-- Start Listed records --

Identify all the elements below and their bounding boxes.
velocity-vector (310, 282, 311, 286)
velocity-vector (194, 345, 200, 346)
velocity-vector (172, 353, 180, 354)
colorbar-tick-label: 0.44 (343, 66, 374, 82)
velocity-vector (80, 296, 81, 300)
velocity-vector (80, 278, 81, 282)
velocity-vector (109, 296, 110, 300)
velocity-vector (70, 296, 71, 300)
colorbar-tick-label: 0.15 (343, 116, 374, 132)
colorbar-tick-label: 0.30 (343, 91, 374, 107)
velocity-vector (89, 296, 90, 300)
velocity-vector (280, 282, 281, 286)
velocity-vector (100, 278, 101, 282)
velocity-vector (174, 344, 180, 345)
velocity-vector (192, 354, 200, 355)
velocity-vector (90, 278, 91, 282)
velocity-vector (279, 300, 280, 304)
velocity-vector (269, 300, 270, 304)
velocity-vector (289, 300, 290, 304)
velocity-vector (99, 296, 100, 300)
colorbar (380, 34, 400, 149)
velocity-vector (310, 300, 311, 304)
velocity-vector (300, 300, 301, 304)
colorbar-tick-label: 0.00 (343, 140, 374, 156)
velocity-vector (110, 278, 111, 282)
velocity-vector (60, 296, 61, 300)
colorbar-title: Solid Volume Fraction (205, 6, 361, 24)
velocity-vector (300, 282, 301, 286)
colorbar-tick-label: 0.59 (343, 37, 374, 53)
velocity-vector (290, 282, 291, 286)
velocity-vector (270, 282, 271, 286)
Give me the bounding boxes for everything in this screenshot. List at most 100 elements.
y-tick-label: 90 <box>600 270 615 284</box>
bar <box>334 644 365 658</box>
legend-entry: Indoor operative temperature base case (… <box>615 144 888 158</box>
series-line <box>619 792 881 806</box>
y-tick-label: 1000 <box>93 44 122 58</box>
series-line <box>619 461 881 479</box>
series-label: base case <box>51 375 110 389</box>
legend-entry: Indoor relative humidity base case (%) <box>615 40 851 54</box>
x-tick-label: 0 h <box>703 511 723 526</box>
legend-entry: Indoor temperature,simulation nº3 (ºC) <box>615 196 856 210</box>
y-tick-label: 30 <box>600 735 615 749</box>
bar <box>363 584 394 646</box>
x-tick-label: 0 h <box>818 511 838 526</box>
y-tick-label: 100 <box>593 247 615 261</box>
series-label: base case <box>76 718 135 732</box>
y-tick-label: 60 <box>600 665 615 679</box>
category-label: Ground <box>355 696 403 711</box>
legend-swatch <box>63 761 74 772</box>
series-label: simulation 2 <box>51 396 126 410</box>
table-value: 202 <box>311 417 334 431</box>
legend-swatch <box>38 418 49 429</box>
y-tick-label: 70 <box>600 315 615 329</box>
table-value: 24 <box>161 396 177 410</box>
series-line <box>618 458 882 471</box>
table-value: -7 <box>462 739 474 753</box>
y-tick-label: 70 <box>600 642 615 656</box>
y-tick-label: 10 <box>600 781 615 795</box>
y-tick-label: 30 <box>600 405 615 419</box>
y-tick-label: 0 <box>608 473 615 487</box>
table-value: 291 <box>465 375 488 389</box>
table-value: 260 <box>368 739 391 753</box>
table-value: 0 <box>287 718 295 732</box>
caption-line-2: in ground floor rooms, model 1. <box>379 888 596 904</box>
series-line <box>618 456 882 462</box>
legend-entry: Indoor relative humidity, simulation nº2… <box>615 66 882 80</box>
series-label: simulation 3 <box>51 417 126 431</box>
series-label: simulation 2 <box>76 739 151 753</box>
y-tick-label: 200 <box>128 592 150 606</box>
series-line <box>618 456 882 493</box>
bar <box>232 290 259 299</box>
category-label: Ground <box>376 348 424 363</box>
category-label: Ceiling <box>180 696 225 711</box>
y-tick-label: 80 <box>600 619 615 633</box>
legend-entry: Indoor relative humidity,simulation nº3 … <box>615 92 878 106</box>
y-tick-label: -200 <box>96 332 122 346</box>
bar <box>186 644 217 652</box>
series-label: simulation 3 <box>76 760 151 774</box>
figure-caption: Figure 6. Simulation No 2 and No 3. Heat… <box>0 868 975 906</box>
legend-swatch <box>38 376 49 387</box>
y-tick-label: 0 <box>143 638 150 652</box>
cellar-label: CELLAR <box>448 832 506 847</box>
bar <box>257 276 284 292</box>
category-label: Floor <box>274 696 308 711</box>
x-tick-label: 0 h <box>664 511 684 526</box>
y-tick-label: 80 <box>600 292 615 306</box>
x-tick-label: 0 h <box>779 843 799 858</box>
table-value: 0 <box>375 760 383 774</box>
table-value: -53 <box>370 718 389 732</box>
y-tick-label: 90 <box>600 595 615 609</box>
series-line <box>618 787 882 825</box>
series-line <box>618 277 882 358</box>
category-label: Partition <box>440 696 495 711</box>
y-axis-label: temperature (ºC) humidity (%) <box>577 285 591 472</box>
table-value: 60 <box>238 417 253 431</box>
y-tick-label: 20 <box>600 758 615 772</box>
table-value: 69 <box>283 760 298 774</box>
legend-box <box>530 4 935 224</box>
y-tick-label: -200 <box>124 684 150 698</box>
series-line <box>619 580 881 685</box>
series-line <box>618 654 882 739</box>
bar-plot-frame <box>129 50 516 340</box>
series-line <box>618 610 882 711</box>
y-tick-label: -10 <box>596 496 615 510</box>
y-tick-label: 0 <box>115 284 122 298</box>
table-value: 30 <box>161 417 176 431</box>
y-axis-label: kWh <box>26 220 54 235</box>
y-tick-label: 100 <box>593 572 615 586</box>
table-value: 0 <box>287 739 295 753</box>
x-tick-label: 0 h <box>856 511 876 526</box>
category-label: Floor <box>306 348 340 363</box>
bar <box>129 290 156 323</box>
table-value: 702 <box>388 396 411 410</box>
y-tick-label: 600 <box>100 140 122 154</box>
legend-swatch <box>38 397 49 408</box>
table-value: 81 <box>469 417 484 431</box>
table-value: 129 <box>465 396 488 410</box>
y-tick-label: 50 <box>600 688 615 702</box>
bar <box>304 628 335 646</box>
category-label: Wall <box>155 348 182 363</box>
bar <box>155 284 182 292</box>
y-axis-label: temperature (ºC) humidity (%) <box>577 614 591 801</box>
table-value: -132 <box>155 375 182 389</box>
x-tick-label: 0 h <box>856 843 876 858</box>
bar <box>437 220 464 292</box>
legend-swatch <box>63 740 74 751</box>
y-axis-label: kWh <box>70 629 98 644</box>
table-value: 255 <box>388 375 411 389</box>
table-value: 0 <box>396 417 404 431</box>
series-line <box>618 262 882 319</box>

-- End Listed records --
-- Start Listed records --

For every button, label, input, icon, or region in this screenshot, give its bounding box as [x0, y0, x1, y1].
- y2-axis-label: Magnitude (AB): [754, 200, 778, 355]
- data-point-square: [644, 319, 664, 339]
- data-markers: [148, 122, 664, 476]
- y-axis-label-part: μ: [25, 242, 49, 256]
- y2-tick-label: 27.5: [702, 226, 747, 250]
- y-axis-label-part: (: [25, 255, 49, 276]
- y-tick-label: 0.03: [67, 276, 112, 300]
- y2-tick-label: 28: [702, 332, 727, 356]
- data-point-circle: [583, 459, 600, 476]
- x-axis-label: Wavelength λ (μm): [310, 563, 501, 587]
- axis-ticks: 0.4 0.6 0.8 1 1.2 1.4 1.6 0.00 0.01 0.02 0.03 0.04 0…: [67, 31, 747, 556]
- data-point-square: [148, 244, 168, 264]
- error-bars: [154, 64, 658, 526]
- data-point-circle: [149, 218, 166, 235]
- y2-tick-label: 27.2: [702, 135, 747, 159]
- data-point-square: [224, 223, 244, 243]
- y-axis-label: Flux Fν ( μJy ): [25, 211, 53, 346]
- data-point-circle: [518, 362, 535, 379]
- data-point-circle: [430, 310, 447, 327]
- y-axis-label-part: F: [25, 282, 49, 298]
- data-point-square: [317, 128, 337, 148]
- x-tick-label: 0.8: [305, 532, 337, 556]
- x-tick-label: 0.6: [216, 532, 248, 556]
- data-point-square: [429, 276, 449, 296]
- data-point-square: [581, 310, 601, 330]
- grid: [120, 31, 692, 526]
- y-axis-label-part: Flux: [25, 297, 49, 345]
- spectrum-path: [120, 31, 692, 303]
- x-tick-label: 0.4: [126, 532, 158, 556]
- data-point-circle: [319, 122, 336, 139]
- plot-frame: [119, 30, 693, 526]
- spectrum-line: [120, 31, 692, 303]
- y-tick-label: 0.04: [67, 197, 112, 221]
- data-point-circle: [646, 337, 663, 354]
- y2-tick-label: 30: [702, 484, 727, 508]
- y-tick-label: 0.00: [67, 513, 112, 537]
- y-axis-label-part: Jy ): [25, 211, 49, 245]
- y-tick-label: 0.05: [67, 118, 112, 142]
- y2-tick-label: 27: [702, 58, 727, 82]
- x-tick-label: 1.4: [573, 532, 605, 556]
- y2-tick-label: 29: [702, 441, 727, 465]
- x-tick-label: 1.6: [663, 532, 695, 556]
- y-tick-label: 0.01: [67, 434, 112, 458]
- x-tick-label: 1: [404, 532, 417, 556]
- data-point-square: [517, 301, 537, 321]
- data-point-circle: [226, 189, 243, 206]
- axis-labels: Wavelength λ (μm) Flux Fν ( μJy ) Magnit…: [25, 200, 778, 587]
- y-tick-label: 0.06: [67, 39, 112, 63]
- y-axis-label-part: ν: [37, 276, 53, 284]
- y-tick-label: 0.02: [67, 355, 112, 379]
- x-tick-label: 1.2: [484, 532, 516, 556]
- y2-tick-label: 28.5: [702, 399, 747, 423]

-- End Listed records --

Rewrite the stretch of records from the line containing "Identify all the" through the line containing "legend-swatch <box>38 418 49 429</box>", changing "velocity-vector" to "flow-arrow" wherever it occurs and leaving everything else unchanged.

Identify all the elements below and their bounding boxes.
flow-arrow (310, 282, 311, 286)
flow-arrow (194, 345, 200, 346)
flow-arrow (172, 353, 180, 354)
colorbar-tick-label: 0.44 (343, 66, 374, 82)
flow-arrow (80, 296, 81, 300)
flow-arrow (80, 278, 81, 282)
flow-arrow (109, 296, 110, 300)
flow-arrow (70, 296, 71, 300)
colorbar-tick-label: 0.15 (343, 116, 374, 132)
colorbar-tick-label: 0.30 (343, 91, 374, 107)
flow-arrow (89, 296, 90, 300)
flow-arrow (280, 282, 281, 286)
flow-arrow (100, 278, 101, 282)
flow-arrow (174, 344, 180, 345)
flow-arrow (192, 354, 200, 355)
flow-arrow (90, 278, 91, 282)
flow-arrow (279, 300, 280, 304)
flow-arrow (269, 300, 270, 304)
flow-arrow (289, 300, 290, 304)
flow-arrow (99, 296, 100, 300)
colorbar (380, 34, 400, 149)
flow-arrow (310, 300, 311, 304)
flow-arrow (300, 300, 301, 304)
colorbar-tick-label: 0.00 (343, 140, 374, 156)
flow-arrow (110, 278, 111, 282)
flow-arrow (60, 296, 61, 300)
colorbar-title: Solid Volume Fraction (205, 6, 361, 24)
flow-arrow (300, 282, 301, 286)
colorbar-tick-label: 0.59 (343, 37, 374, 53)
flow-arrow (290, 282, 291, 286)
flow-arrow (270, 282, 271, 286)
Give me the bounding boxes for everything in this screenshot. List at most 100 elements.
y-tick-label: 90 <box>600 270 615 284</box>
bar <box>334 644 365 658</box>
legend-entry: Indoor operative temperature base case (… <box>615 144 888 158</box>
series-line <box>619 792 881 806</box>
y-tick-label: 1000 <box>93 44 122 58</box>
series-line <box>619 461 881 479</box>
series-label: base case <box>51 375 110 389</box>
legend-entry: Indoor relative humidity base case (%) <box>615 40 851 54</box>
x-tick-label: 0 h <box>703 511 723 526</box>
legend-entry: Indoor temperature,simulation nº3 (ºC) <box>615 196 856 210</box>
y-tick-label: 30 <box>600 735 615 749</box>
bar <box>363 584 394 646</box>
x-tick-label: 0 h <box>818 511 838 526</box>
y-tick-label: 100 <box>593 247 615 261</box>
series-label: base case <box>76 718 135 732</box>
y-tick-label: 60 <box>600 665 615 679</box>
category-label: Ground <box>355 696 403 711</box>
legend-swatch <box>63 761 74 772</box>
series-label: simulation 2 <box>51 396 126 410</box>
table-value: 202 <box>311 417 334 431</box>
legend-swatch <box>38 418 49 429</box>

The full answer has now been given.